Provide the data again in its entirety, exactly as given.

-- Begin ROWS --

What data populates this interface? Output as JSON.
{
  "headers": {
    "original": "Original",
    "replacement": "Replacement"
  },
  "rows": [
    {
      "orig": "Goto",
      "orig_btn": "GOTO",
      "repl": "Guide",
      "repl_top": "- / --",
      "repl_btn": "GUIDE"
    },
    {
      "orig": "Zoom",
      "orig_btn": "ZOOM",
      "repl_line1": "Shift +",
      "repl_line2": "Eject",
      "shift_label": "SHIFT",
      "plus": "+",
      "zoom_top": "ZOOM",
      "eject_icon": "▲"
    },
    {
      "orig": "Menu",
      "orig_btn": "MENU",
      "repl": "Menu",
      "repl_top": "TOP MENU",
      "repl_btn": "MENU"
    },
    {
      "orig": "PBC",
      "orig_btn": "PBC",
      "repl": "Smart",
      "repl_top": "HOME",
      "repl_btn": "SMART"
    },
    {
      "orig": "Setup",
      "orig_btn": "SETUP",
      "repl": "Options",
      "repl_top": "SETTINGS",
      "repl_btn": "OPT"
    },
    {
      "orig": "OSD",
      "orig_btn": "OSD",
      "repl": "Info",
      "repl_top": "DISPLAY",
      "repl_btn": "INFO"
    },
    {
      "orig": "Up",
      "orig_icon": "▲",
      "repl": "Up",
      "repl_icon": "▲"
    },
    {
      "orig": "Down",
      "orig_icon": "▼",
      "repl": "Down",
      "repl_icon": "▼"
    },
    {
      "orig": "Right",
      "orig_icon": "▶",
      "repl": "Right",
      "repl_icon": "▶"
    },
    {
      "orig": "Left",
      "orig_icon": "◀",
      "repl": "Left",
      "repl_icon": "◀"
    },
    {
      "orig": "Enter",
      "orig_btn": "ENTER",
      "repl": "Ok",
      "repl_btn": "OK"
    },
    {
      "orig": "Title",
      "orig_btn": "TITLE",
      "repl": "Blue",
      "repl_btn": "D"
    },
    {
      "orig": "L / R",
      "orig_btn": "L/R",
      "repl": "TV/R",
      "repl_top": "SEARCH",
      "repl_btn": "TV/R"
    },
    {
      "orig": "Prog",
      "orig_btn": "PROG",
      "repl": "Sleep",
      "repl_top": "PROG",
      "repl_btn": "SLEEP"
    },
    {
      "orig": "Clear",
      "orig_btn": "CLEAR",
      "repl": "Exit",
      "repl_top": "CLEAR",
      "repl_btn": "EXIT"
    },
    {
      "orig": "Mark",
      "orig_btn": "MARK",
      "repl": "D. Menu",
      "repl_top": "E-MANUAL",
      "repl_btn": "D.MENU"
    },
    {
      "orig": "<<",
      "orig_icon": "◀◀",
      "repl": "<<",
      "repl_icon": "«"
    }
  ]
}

-- End ROWS --

RESPONSE:
What data populates this interface? Output as JSON.
{
  "headers": {
    "original": "Original",
    "replacement": "Replacement"
  },
  "rows": [
    {
      "orig": "Goto",
      "orig_btn": "GOTO",
      "repl": "Guide",
      "repl_top": "- / --",
      "repl_btn": "GUIDE"
    },
    {
      "orig": "Zoom",
      "orig_btn": "ZOOM",
      "repl_line1": "Shift +",
      "repl_line2": "Eject",
      "shift_label": "SHIFT",
      "plus": "+",
      "zoom_top": "ZOOM",
      "eject_icon": "▲"
    },
    {
      "orig": "Menu",
      "orig_btn": "MENU",
      "repl": "Menu",
      "repl_top": "TOP MENU",
      "repl_btn": "MENU"
    },
    {
      "orig": "PBC",
      "orig_btn": "PBC",
      "repl": "Smart",
      "repl_top": "HOME",
      "repl_btn": "SMART"
    },
    {
      "orig": "Setup",
      "orig_btn": "SETUP",
      "repl": "Options",
      "repl_top": "SETTINGS",
      "repl_btn": "OPT"
    },
    {
      "orig": "OSD",
      "orig_btn": "OSD",
      "repl": "Info",
      "repl_top": "DISPLAY",
      "repl_btn": "INFO"
    },
    {
      "orig": "Up",
      "orig_icon": "▲",
      "repl": "Up",
      "repl_icon": "▲"
    },
    {
      "orig": "Down",
      "orig_icon": "▼",
      "repl": "Down",
      "repl_icon": "▼"
    },
    {
      "orig": "Right",
      "orig_icon": "▶",
      "repl": "Right",
      "repl_icon": "▶"
    },
    {
      "orig": "Left",
      "orig_icon": "◀",
      "repl": "Left",
      "repl_icon": "◀"
    },
    {
      "orig": "Enter",
      "orig_btn": "ENTER",
      "repl": "Ok",
      "repl_btn": "OK"
    },
    {
      "orig": "Title",
      "orig_btn": "TITLE",
      "repl": "Blue",
      "repl_btn": "D"
    },
    {
      "orig": "L / R",
      "orig_btn": "L/R",
      "repl": "TV/R",
      "repl_top": "SEARCH",
      "repl_btn": "TV/R"
    },
    {
      "orig": "Prog",
      "orig_btn": "PROG",
      "repl": "Sleep",
      "repl_top": "PROG",
      "repl_btn": "SLEEP"
    },
    {
      "orig": "Clear",
      "orig_btn": "CLEAR",
      "repl": "Exit",
      "repl_top": "CLEAR",
      "repl_btn": "EXIT"
    },
    {
      "orig": "Mark",
      "orig_btn": "MARK",
      "repl": "D. Menu",
      "repl_top": "E-MANUAL",
      "repl_btn": "D.MENU"
    },
    {
      "orig": "<<",
      "orig_icon": "◀◀",
      "repl": "<<",
      "repl_icon": "«"
    }
  ]
}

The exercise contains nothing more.